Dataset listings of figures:
— begin —

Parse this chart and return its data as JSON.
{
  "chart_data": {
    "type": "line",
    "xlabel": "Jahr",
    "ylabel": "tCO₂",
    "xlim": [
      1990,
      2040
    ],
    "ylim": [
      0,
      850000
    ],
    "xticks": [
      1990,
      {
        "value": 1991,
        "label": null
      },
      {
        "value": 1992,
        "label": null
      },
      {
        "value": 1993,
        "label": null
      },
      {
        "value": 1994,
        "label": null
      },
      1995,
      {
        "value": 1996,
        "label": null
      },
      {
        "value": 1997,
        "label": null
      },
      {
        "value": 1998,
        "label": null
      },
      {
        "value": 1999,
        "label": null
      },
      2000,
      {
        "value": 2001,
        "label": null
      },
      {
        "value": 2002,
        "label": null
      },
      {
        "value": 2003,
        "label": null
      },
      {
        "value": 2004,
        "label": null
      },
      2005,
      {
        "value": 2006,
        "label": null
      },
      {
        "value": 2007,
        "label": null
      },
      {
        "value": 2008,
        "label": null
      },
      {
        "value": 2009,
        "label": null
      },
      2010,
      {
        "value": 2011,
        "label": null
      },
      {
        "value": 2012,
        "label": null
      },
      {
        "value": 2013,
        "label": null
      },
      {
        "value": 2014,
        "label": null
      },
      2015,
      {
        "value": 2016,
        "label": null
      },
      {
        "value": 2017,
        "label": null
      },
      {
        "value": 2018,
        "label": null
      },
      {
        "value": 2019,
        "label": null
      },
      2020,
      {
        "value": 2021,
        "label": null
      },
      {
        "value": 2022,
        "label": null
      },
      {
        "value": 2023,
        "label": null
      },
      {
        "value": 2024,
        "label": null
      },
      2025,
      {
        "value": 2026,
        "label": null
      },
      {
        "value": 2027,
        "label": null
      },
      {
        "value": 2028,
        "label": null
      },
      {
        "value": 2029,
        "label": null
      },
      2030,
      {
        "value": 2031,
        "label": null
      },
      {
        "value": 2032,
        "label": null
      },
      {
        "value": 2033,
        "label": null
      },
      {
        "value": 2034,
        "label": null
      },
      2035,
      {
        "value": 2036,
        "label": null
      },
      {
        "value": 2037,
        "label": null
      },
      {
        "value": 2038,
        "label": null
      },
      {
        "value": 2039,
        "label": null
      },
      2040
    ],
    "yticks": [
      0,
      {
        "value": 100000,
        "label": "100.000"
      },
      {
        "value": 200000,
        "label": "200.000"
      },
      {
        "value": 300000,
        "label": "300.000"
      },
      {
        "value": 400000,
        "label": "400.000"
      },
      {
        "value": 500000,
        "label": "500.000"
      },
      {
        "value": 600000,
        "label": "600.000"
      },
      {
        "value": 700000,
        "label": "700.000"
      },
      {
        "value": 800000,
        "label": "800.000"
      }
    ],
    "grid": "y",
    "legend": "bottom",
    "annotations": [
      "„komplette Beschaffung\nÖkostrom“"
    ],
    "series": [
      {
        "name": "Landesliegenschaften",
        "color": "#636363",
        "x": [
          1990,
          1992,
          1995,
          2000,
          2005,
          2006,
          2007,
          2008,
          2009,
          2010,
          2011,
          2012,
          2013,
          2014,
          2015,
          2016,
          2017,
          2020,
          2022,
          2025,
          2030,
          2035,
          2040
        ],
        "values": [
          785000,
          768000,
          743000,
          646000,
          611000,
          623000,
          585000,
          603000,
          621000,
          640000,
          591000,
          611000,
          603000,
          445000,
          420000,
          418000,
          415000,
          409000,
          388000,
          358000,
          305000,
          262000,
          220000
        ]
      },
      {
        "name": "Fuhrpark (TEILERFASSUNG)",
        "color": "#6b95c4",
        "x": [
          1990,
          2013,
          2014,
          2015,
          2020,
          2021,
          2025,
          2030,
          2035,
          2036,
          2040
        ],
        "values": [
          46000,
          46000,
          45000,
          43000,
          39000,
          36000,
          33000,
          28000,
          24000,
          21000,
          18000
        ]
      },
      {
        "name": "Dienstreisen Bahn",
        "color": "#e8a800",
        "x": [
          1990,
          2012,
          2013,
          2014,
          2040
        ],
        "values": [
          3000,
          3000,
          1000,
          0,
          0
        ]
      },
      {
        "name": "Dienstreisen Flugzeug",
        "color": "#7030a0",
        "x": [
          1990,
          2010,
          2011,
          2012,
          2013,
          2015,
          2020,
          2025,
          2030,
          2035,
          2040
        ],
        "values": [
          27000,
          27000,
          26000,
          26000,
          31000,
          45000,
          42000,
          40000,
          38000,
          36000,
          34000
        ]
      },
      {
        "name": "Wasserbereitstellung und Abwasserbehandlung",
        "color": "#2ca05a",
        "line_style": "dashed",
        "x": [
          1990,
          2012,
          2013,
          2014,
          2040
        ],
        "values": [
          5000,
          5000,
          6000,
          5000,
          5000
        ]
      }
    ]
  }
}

— end —

Reproduce every record above exactly as it appears.

FULL RESPONSE:
Parse this chart and return its data as JSON.
{
  "chart_data": {
    "type": "line",
    "xlabel": "Jahr",
    "ylabel": "tCO₂",
    "xlim": [
      1990,
      2040
    ],
    "ylim": [
      0,
      850000
    ],
    "xticks": [
      1990,
      {
        "value": 1991,
        "label": null
      },
      {
        "value": 1992,
        "label": null
      },
      {
        "value": 1993,
        "label": null
      },
      {
        "value": 1994,
        "label": null
      },
      1995,
      {
        "value": 1996,
        "label": null
      },
      {
        "value": 1997,
        "label": null
      },
      {
        "value": 1998,
        "label": null
      },
      {
        "value": 1999,
        "label": null
      },
      2000,
      {
        "value": 2001,
        "label": null
      },
      {
        "value": 2002,
        "label": null
      },
      {
        "value": 2003,
        "label": null
      },
      {
        "value": 2004,
        "label": null
      },
      2005,
      {
        "value": 2006,
        "label": null
      },
      {
        "value": 2007,
        "label": null
      },
      {
        "value": 2008,
        "label": null
      },
      {
        "value": 2009,
        "label": null
      },
      2010,
      {
        "value": 2011,
        "label": null
      },
      {
        "value": 2012,
        "label": null
      },
      {
        "value": 2013,
        "label": null
      },
      {
        "value": 2014,
        "label": null
      },
      2015,
      {
        "value": 2016,
        "label": null
      },
      {
        "value": 2017,
        "label": null
      },
      {
        "value": 2018,
        "label": null
      },
      {
        "value": 2019,
        "label": null
      },
      2020,
      {
        "value": 2021,
        "label": null
      },
      {
        "value": 2022,
        "label": null
      },
      {
        "value": 2023,
        "label": null
      },
      {
        "value": 2024,
        "label": null
      },
      2025,
      {
        "value": 2026,
        "label": null
      },
      {
        "value": 2027,
        "label": null
      },
      {
        "value": 2028,
        "label": null
      },
      {
        "value": 2029,
        "label": null
      },
      2030,
      {
        "value": 2031,
        "label": null
      },
      {
        "value": 2032,
        "label": null
      },
      {
        "value": 2033,
        "label": null
      },
      {
        "value": 2034,
        "label": null
      },
      2035,
      {
        "value": 2036,
        "label": null
      },
      {
        "value": 2037,
        "label": null
      },
      {
        "value": 2038,
        "label": null
      },
      {
        "value": 2039,
        "label": null
      },
      2040
    ],
    "yticks": [
      0,
      {
        "value": 100000,
        "label": "100.000"
      },
      {
        "value": 200000,
        "label": "200.000"
      },
      {
        "value": 300000,
        "label": "300.000"
      },
      {
        "value": 400000,
        "label": "400.000"
      },
      {
        "value": 500000,
        "label": "500.000"
      },
      {
        "value": 600000,
        "label": "600.000"
      },
      {
        "value": 700000,
        "label": "700.000"
      },
      {
        "value": 800000,
        "label": "800.000"
      }
    ],
    "grid": "y",
    "legend": "bottom",
    "annotations": [
      "„komplette Beschaffung\nÖkostrom“"
    ],
    "series": [
      {
        "name": "Landesliegenschaften",
        "color": "#636363",
        "x": [
          1990,
          1992,
          1995,
          2000,
          2005,
          2006,
          2007,
          2008,
          2009,
          2010,
          2011,
          2012,
          2013,
          2014,
          2015,
          2016,
          2017,
          2020,
          2022,
          2025,
          2030,
          2035,
          2040
        ],
        "values": [
          785000,
          768000,
          743000,
          646000,
          611000,
          623000,
          585000,
          603000,
          621000,
          640000,
          591000,
          611000,
          603000,
          445000,
          420000,
          418000,
          415000,
          409000,
          388000,
          358000,
          305000,
          262000,
          220000
        ]
      },
      {
        "name": "Fuhrpark (TEILERFASSUNG)",
        "color": "#6b95c4",
        "x": [
          1990,
          2013,
          2014,
          2015,
          2020,
          2021,
          2025,
          2030,
          2035,
          2036,
          2040
        ],
        "values": [
          46000,
          46000,
          45000,
          43000,
          39000,
          36000,
          33000,
          28000,
          24000,
          21000,
          18000
        ]
      },
      {
        "name": "Dienstreisen Bahn",
        "color": "#e8a800",
        "x": [
          1990,
          2012,
          2013,
          2014,
          2040
        ],
        "values": [
          3000,
          3000,
          1000,
          0,
          0
        ]
      },
      {
        "name": "Dienstreisen Flugzeug",
        "color": "#7030a0",
        "x": [
          1990,
          2010,
          2011,
          2012,
          2013,
          2015,
          2020,
          2025,
          2030,
          2035,
          2040
        ],
        "values": [
          27000,
          27000,
          26000,
          26000,
          31000,
          45000,
          42000,
          40000,
          38000,
          36000,
          34000
        ]
      },
      {
        "name": "Wasserbereitstellung und Abwasserbehandlung",
        "color": "#2ca05a",
        "line_style": "dashed",
        "x": [
          1990,
          2012,
          2013,
          2014,
          2040
        ],
        "values": [
          5000,
          5000,
          6000,
          5000,
          5000
        ]
      }
    ]
  }
}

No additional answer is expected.